Find the word "Matches" in the data. Return every line where it appears.

◆ **ENTRIES PROVIDED**:
※ ※ ※

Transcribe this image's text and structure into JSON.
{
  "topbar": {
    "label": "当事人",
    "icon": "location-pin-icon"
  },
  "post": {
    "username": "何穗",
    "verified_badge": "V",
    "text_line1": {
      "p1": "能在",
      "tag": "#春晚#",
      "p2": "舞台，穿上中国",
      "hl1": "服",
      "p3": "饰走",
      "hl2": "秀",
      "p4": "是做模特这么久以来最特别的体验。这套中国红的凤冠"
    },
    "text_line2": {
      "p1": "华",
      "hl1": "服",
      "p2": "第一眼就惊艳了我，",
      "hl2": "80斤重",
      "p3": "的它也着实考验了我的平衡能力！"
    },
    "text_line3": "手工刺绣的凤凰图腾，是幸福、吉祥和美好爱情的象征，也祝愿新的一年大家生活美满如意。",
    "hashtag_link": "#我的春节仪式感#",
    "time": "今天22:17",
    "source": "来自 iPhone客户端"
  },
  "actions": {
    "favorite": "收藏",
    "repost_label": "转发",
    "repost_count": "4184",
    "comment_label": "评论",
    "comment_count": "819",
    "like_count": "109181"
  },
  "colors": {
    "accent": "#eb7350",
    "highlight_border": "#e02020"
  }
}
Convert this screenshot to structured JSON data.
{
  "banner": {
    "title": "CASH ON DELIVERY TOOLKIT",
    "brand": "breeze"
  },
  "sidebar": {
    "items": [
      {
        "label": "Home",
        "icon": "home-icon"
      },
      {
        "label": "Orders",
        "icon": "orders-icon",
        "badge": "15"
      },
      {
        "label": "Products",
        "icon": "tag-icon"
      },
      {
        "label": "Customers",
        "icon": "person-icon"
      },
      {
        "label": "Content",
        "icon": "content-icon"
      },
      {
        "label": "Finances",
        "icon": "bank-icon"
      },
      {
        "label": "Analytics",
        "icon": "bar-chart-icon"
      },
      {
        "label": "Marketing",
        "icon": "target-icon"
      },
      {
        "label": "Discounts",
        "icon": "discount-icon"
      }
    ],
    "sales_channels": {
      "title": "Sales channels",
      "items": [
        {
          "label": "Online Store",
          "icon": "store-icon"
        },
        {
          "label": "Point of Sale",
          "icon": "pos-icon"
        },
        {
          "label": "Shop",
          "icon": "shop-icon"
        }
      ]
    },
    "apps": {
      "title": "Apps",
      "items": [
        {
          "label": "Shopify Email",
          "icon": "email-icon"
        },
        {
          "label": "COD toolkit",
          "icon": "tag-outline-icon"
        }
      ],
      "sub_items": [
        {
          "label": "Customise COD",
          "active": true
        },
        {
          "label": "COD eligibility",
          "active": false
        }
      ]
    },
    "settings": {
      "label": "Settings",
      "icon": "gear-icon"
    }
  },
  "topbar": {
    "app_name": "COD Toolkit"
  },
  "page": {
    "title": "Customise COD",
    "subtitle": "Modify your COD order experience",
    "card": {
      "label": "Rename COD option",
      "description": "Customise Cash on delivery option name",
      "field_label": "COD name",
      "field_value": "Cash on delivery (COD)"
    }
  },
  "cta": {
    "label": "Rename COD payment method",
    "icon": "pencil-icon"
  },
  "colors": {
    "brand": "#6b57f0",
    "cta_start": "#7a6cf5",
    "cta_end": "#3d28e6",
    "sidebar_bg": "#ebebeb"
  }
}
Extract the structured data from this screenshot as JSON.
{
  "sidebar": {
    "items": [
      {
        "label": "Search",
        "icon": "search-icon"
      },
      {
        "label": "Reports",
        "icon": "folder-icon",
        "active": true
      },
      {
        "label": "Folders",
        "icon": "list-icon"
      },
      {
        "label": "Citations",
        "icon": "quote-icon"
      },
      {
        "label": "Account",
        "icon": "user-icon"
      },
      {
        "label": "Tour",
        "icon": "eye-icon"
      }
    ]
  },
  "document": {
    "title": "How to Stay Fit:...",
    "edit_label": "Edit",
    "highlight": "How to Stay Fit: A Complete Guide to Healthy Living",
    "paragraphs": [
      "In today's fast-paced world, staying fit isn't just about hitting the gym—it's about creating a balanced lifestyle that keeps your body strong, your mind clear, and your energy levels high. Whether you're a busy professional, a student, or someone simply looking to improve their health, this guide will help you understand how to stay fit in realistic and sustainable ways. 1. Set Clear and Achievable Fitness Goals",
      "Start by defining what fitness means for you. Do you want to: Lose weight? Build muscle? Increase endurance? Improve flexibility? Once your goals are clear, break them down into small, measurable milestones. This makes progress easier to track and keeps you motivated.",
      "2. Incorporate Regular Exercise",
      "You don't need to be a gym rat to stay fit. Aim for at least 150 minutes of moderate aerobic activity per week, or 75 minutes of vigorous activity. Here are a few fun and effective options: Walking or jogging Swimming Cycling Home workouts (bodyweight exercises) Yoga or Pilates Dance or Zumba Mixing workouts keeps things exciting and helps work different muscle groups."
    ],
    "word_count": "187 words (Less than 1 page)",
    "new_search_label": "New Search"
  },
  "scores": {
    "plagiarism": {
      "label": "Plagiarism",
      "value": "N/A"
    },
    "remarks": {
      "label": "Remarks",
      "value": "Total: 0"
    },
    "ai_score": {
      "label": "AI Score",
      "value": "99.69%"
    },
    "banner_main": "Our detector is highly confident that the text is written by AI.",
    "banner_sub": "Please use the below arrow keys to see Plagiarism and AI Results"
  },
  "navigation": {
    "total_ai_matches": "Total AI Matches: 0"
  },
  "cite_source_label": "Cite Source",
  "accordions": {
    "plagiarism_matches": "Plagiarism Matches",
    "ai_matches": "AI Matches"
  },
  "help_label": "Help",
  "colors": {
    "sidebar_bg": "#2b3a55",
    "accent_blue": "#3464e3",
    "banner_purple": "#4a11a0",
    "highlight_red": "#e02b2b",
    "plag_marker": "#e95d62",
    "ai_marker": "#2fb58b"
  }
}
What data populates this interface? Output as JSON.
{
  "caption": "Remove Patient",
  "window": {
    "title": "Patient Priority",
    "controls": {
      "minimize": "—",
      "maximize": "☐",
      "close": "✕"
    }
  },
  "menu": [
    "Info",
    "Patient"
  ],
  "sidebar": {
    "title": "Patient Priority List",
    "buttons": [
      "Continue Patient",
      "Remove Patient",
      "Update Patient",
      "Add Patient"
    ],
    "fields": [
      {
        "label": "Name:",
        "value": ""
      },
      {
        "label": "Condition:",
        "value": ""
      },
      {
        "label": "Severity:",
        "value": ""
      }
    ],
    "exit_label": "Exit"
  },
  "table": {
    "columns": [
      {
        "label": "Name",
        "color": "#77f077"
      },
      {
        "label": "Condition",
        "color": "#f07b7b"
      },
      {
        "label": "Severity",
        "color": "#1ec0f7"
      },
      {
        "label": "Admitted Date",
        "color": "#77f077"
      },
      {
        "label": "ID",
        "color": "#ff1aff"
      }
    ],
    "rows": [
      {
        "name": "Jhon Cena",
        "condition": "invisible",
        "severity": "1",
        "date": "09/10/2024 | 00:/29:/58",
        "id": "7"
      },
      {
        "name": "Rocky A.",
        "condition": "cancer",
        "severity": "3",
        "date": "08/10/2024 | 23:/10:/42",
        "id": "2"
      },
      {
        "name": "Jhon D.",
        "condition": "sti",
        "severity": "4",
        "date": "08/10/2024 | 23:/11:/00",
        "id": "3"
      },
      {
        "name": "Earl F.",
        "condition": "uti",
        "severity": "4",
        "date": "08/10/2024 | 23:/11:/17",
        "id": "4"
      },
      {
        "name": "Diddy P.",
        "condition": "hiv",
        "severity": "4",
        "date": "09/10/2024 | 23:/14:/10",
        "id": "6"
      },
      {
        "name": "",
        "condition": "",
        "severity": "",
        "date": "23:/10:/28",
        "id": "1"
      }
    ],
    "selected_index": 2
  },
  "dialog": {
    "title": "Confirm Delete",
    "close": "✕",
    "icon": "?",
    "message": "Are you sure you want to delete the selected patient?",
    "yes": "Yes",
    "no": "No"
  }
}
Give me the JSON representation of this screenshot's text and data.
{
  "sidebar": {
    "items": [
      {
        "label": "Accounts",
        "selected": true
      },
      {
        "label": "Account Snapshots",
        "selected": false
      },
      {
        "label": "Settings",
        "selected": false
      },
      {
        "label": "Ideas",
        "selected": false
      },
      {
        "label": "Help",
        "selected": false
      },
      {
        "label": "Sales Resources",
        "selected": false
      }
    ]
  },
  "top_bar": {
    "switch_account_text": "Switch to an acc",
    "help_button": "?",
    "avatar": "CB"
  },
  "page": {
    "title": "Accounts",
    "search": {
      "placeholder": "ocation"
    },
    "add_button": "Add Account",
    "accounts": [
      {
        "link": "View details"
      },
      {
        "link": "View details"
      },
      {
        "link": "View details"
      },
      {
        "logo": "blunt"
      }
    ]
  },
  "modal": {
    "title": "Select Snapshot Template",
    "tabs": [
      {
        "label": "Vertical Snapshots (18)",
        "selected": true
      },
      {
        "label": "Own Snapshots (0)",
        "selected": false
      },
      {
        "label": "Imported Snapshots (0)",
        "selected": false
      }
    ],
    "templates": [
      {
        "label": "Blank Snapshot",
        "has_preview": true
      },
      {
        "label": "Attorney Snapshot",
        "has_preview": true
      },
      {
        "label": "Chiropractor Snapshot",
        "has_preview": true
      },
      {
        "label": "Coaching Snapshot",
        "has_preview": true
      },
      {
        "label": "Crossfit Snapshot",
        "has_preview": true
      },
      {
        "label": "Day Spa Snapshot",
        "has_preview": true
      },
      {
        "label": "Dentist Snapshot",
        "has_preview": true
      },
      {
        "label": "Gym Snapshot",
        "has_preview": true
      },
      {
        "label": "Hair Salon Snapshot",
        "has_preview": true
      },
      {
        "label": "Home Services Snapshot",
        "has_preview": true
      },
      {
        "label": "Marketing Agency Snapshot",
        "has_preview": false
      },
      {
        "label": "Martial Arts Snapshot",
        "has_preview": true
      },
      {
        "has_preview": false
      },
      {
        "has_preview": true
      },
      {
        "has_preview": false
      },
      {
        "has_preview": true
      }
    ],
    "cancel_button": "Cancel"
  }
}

※ ※ ※

◆ **PROBLEM SOLUTION**:
    "total_ai_matches": "Total AI Matches: 0"
    "plagiarism_matches": "Plagiarism Matches",
    "ai_matches": "AI Matches"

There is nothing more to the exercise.